- [WORK TO BE COMPLETED]:
Write out each line beneath this one exactly as it reads.

(Some records)
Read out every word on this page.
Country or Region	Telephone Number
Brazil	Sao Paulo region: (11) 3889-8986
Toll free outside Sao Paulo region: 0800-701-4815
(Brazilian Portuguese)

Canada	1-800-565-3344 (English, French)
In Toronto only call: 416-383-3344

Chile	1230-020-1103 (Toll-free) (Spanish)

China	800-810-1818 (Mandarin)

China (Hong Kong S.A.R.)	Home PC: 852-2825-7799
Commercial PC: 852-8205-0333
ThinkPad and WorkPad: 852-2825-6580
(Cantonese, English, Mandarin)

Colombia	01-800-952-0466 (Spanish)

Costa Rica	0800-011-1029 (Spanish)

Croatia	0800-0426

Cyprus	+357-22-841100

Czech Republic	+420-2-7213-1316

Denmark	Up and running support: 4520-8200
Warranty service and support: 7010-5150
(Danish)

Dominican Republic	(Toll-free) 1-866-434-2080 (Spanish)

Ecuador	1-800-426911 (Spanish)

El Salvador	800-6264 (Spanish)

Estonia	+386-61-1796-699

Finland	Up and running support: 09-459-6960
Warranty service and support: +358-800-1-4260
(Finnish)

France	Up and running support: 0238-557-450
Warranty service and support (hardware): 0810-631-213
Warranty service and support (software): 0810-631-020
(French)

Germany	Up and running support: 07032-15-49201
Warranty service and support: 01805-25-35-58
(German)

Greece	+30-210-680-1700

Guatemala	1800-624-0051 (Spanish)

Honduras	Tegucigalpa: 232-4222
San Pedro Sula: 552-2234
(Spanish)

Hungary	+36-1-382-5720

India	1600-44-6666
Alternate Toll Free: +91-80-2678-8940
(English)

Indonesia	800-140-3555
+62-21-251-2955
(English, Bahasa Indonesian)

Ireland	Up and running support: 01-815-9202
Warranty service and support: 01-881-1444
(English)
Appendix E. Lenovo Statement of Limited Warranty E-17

- [RESPONSE]:
Read out every word on this page.
Country or Region	Telephone Number
Brazil	Sao Paulo region: (11) 3889-8986
Toll free outside Sao Paulo region: 0800-701-4815
(Brazilian Portuguese)

Canada	1-800-565-3344 (English, French)
In Toronto only call: 416-383-3344

Chile	1230-020-1103 (Toll-free) (Spanish)

China	800-810-1818 (Mandarin)

China (Hong Kong S.A.R.)	Home PC: 852-2825-7799
Commercial PC: 852-8205-0333
ThinkPad and WorkPad: 852-2825-6580
(Cantonese, English, Mandarin)

Colombia	01-800-952-0466 (Spanish)

Costa Rica	0800-011-1029 (Spanish)

Croatia	0800-0426

Cyprus	+357-22-841100

Czech Republic	+420-2-7213-1316

Denmark	Up and running support: 4520-8200
Warranty service and support: 7010-5150
(Danish)

Dominican Republic	(Toll-free) 1-866-434-2080 (Spanish)

Ecuador	1-800-426911 (Spanish)

El Salvador	800-6264 (Spanish)

Estonia	+386-61-1796-699

Finland	Up and running support: 09-459-6960
Warranty service and support: +358-800-1-4260
(Finnish)

France	Up and running support: 0238-557-450
Warranty service and support (hardware): 0810-631-213
Warranty service and support (software): 0810-631-020
(French)

Germany	Up and running support: 07032-15-49201
Warranty service and support: 01805-25-35-58
(German)

Greece	+30-210-680-1700

Guatemala	1800-624-0051 (Spanish)

Honduras	Tegucigalpa: 232-4222
San Pedro Sula: 552-2234
(Spanish)

Hungary	+36-1-382-5720

India	1600-44-6666
Alternate Toll Free: +91-80-2678-8940
(English)

Indonesia	800-140-3555
+62-21-251-2955
(English, Bahasa Indonesian)

Ireland	Up and running support: 01-815-9202
Warranty service and support: 01-881-1444
(English)
Appendix E. Lenovo Statement of Limited Warranty E-17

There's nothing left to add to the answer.